>>>>

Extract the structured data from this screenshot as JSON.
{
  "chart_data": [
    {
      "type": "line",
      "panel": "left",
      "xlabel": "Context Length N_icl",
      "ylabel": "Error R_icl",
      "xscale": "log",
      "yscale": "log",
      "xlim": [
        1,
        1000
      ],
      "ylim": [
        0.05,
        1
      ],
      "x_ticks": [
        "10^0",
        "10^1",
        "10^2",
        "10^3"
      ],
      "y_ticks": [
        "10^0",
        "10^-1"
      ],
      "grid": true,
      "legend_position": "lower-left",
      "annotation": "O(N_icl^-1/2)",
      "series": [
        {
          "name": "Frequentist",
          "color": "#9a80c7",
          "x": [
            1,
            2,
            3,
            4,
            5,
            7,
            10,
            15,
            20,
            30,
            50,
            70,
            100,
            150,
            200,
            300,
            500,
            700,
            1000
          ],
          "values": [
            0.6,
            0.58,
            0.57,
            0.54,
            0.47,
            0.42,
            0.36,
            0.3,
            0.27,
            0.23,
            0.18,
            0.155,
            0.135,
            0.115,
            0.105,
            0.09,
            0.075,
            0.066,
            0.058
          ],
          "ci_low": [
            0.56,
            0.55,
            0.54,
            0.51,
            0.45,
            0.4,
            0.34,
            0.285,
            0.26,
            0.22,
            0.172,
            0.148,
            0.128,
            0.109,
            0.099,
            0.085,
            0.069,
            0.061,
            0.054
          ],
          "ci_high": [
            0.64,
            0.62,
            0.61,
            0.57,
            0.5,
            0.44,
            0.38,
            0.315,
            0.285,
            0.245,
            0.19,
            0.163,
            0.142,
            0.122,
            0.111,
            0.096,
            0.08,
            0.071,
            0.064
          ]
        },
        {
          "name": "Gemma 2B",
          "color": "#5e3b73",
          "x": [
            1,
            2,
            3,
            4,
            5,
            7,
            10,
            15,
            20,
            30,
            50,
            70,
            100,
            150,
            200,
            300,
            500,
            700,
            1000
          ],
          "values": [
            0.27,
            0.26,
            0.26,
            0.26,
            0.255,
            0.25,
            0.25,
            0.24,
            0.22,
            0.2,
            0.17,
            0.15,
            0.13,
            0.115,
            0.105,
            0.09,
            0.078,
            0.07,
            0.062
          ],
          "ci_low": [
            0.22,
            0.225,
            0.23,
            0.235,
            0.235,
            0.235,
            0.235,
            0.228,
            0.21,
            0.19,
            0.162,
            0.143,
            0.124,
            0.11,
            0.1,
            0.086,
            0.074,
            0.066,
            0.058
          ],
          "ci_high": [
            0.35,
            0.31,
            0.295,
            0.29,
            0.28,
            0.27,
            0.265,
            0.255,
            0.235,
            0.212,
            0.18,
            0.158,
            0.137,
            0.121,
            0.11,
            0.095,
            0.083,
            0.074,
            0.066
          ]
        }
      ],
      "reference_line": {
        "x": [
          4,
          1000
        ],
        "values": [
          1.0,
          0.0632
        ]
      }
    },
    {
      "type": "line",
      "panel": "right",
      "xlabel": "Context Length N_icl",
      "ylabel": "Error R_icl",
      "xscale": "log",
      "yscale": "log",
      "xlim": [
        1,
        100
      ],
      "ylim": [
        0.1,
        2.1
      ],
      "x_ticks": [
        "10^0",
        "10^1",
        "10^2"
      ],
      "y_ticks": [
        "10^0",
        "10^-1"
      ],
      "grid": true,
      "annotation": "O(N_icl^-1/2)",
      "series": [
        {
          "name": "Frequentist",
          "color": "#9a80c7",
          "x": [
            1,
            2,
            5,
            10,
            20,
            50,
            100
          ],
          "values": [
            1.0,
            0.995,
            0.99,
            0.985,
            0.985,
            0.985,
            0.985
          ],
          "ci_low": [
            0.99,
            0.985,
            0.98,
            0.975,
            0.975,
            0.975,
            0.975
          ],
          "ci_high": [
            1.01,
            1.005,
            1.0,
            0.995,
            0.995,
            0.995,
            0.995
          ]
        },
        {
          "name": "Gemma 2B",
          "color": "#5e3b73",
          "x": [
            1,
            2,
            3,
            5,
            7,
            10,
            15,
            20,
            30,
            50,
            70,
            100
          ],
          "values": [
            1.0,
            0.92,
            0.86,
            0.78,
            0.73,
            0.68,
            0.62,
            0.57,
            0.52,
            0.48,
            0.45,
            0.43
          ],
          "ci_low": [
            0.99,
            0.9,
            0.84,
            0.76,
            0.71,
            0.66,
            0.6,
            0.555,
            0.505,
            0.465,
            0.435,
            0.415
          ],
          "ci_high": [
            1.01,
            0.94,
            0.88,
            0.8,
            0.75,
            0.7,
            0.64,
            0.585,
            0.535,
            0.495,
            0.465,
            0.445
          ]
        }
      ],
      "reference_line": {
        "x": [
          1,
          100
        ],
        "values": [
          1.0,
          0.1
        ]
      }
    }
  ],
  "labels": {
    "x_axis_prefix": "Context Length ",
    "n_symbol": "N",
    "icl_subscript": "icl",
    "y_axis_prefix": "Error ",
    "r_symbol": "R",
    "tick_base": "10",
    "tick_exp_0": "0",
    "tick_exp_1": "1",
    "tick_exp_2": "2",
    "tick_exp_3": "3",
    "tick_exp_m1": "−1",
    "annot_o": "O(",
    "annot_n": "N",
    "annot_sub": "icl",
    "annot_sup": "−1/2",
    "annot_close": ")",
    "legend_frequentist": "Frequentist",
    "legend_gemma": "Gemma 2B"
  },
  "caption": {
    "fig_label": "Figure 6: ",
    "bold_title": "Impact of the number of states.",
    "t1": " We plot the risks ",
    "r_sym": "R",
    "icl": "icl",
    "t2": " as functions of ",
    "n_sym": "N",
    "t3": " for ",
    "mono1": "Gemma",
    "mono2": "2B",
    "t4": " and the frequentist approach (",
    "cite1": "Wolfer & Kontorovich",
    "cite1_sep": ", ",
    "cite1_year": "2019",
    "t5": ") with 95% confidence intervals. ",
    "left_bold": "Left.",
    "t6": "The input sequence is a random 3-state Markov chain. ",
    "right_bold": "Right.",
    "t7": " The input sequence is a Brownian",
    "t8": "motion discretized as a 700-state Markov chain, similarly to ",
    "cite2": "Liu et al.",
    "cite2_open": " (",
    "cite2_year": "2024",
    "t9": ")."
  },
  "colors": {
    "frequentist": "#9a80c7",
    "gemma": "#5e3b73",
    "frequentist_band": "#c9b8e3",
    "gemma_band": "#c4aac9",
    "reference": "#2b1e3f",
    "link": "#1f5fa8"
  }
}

<<<<

TASK DETAILS: Every entry in the listing must be retyped exactly.

EXERCISE RESULT:
Extract the structured data from this screenshot as JSON.
{
  "chart_data": [
    {
      "type": "line",
      "panel": "left",
      "xlabel": "Context Length N_icl",
      "ylabel": "Error R_icl",
      "xscale": "log",
      "yscale": "log",
      "xlim": [
        1,
        1000
      ],
      "ylim": [
        0.05,
        1
      ],
      "x_ticks": [
        "10^0",
        "10^1",
        "10^2",
        "10^3"
      ],
      "y_ticks": [
        "10^0",
        "10^-1"
      ],
      "grid": true,
      "legend_position": "lower-left",
      "annotation": "O(N_icl^-1/2)",
      "series": [
        {
          "name": "Frequentist",
          "color": "#9a80c7",
          "x": [
            1,
            2,
            3,
            4,
            5,
            7,
            10,
            15,
            20,
            30,
            50,
            70,
            100,
            150,
            200,
            300,
            500,
            700,
            1000
          ],
          "values": [
            0.6,
            0.58,
            0.57,
            0.54,
            0.47,
            0.42,
            0.36,
            0.3,
            0.27,
            0.23,
            0.18,
            0.155,
            0.135,
            0.115,
            0.105,
            0.09,
            0.075,
            0.066,
            0.058
          ],
          "ci_low": [
            0.56,
            0.55,
            0.54,
            0.51,
            0.45,
            0.4,
            0.34,
            0.285,
            0.26,
            0.22,
            0.172,
            0.148,
            0.128,
            0.109,
            0.099,
            0.085,
            0.069,
            0.061,
            0.054
          ],
          "ci_high": [
            0.64,
            0.62,
            0.61,
            0.57,
            0.5,
            0.44,
            0.38,
            0.315,
            0.285,
            0.245,
            0.19,
            0.163,
            0.142,
            0.122,
            0.111,
            0.096,
            0.08,
            0.071,
            0.064
          ]
        },
        {
          "name": "Gemma 2B",
          "color": "#5e3b73",
          "x": [
            1,
            2,
            3,
            4,
            5,
            7,
            10,
            15,
            20,
            30,
            50,
            70,
            100,
            150,
            200,
            300,
            500,
            700,
            1000
          ],
          "values": [
            0.27,
            0.26,
            0.26,
            0.26,
            0.255,
            0.25,
            0.25,
            0.24,
            0.22,
            0.2,
            0.17,
            0.15,
            0.13,
            0.115,
            0.105,
            0.09,
            0.078,
            0.07,
            0.062
          ],
          "ci_low": [
            0.22,
            0.225,
            0.23,
            0.235,
            0.235,
            0.235,
            0.235,
            0.228,
            0.21,
            0.19,
            0.162,
            0.143,
            0.124,
            0.11,
            0.1,
            0.086,
            0.074,
            0.066,
            0.058
          ],
          "ci_high": [
            0.35,
            0.31,
            0.295,
            0.29,
            0.28,
            0.27,
            0.265,
            0.255,
            0.235,
            0.212,
            0.18,
            0.158,
            0.137,
            0.121,
            0.11,
            0.095,
            0.083,
            0.074,
            0.066
          ]
        }
      ],
      "reference_line": {
        "x": [
          4,
          1000
        ],
        "values": [
          1.0,
          0.0632
        ]
      }
    },
    {
      "type": "line",
      "panel": "right",
      "xlabel": "Context Length N_icl",
      "ylabel": "Error R_icl",
      "xscale": "log",
      "yscale": "log",
      "xlim": [
        1,
        100
      ],
      "ylim": [
        0.1,
        2.1
      ],
      "x_ticks": [
        "10^0",
        "10^1",
        "10^2"
      ],
      "y_ticks": [
        "10^0",
        "10^-1"
      ],
      "grid": true,
      "annotation": "O(N_icl^-1/2)",
      "series": [
        {
          "name": "Frequentist",
          "color": "#9a80c7",
          "x": [
            1,
            2,
            5,
            10,
            20,
            50,
            100
          ],
          "values": [
            1.0,
            0.995,
            0.99,
            0.985,
            0.985,
            0.985,
            0.985
          ],
          "ci_low": [
            0.99,
            0.985,
            0.98,
            0.975,
            0.975,
            0.975,
            0.975
          ],
          "ci_high": [
            1.01,
            1.005,
            1.0,
            0.995,
            0.995,
            0.995,
            0.995
          ]
        },
        {
          "name": "Gemma 2B",
          "color": "#5e3b73",
          "x": [
            1,
            2,
            3,
            5,
            7,
            10,
            15,
            20,
            30,
            50,
            70,
            100
          ],
          "values": [
            1.0,
            0.92,
            0.86,
            0.78,
            0.73,
            0.68,
            0.62,
            0.57,
            0.52,
            0.48,
            0.45,
            0.43
          ],
          "ci_low": [
            0.99,
            0.9,
            0.84,
            0.76,
            0.71,
            0.66,
            0.6,
            0.555,
            0.505,
            0.465,
            0.435,
            0.415
          ],
          "ci_high": [
            1.01,
            0.94,
            0.88,
            0.8,
            0.75,
            0.7,
            0.64,
            0.585,
            0.535,
            0.495,
            0.465,
            0.445
          ]
        }
      ],
      "reference_line": {
        "x": [
          1,
          100
        ],
        "values": [
          1.0,
          0.1
        ]
      }
    }
  ],
  "labels": {
    "x_axis_prefix": "Context Length ",
    "n_symbol": "N",
    "icl_subscript": "icl",
    "y_axis_prefix": "Error ",
    "r_symbol": "R",
    "tick_base": "10",
    "tick_exp_0": "0",
    "tick_exp_1": "1",
    "tick_exp_2": "2",
    "tick_exp_3": "3",
    "tick_exp_m1": "−1",
    "annot_o": "O(",
    "annot_n": "N",
    "annot_sub": "icl",
    "annot_sup": "−1/2",
    "annot_close": ")",
    "legend_frequentist": "Frequentist",
    "legend_gemma": "Gemma 2B"
  },
  "caption": {
    "fig_label": "Figure 6: ",
    "bold_title": "Impact of the number of states.",
    "t1": " We plot the risks ",
    "r_sym": "R",
    "icl": "icl",
    "t2": " as functions of ",
    "n_sym": "N",
    "t3": " for ",
    "mono1": "Gemma",
    "mono2": "2B",
    "t4": " and the frequentist approach (",
    "cite1": "Wolfer & Kontorovich",
    "cite1_sep": ", ",
    "cite1_year": "2019",
    "t5": ") with 95% confidence intervals. ",
    "left_bold": "Left.",
    "t6": "The input sequence is a random 3-state Markov chain. ",
    "right_bold": "Right.",
    "t7": " The input sequence is a Brownian",
    "t8": "motion discretized as a 700-state Markov chain, similarly to ",
    "cite2": "Liu et al.",
    "cite2_open": " (",
    "cite2_year": "2024",
    "t9": ")."
  },
  "colors": {
    "frequentist": "#9a80c7",
    "gemma": "#5e3b73",
    "frequentist_band": "#c9b8e3",
    "gemma_band": "#c4aac9",
    "reference": "#2b1e3f",
    "link": "#1f5fa8"
  }
}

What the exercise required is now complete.